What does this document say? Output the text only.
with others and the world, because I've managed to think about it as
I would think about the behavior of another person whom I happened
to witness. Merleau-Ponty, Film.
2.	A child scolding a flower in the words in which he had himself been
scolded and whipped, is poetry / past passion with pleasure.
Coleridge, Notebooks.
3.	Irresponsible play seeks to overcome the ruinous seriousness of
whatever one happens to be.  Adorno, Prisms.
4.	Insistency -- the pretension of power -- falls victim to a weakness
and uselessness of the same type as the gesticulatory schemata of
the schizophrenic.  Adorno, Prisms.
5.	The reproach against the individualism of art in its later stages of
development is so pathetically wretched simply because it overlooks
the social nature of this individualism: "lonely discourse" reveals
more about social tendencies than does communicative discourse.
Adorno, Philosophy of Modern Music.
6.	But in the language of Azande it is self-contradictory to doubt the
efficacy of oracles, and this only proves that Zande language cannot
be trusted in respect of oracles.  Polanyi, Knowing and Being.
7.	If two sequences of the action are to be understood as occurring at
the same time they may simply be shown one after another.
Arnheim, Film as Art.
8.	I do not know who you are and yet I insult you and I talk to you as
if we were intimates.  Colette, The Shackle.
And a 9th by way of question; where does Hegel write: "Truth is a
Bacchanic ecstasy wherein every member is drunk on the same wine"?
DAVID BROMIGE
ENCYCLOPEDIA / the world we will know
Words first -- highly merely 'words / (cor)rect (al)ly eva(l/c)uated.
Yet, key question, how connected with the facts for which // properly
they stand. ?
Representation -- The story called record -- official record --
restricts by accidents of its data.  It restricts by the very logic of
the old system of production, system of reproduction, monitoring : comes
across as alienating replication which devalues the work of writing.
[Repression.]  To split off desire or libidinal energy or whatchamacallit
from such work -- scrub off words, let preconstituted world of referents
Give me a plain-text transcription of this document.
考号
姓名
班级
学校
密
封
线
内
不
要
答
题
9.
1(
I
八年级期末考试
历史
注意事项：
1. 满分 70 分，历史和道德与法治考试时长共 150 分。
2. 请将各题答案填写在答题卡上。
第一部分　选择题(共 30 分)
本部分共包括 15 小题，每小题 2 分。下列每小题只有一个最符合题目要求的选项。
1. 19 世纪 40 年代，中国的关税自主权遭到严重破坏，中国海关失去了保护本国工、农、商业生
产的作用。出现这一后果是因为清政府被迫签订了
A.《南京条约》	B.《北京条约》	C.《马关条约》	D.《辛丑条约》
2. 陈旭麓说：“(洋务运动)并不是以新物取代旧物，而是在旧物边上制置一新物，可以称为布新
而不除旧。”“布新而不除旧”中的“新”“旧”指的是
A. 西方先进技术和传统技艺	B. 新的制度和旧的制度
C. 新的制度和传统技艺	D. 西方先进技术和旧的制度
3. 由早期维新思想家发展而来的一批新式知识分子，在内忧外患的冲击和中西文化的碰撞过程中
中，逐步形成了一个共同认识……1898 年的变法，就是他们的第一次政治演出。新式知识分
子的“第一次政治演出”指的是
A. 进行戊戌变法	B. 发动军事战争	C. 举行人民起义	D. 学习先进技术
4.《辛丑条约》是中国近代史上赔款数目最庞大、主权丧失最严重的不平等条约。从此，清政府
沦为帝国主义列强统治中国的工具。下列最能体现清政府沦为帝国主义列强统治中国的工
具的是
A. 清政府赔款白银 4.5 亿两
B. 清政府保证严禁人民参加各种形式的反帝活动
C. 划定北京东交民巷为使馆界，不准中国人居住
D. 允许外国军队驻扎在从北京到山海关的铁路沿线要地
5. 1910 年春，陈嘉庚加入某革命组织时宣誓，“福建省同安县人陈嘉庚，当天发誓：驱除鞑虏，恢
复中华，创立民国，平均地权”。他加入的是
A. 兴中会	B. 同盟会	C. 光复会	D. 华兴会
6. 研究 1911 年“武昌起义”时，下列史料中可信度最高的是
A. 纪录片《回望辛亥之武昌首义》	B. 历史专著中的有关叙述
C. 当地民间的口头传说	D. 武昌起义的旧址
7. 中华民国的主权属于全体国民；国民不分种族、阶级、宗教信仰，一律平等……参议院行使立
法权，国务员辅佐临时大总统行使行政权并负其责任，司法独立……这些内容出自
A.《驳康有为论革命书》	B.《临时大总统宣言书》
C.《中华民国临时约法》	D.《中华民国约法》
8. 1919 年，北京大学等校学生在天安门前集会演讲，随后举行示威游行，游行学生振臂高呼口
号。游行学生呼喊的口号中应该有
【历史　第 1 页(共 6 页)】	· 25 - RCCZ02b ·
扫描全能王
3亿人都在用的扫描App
+ + +
#### GIVEN TASK
Wherever "work" shows up in a line, copy that line.

#### RESULT FOR THIS EXERCISE
across as alienating replication which devalues the work of writing.
from such work -- scrub off words, let preconstituted world of referents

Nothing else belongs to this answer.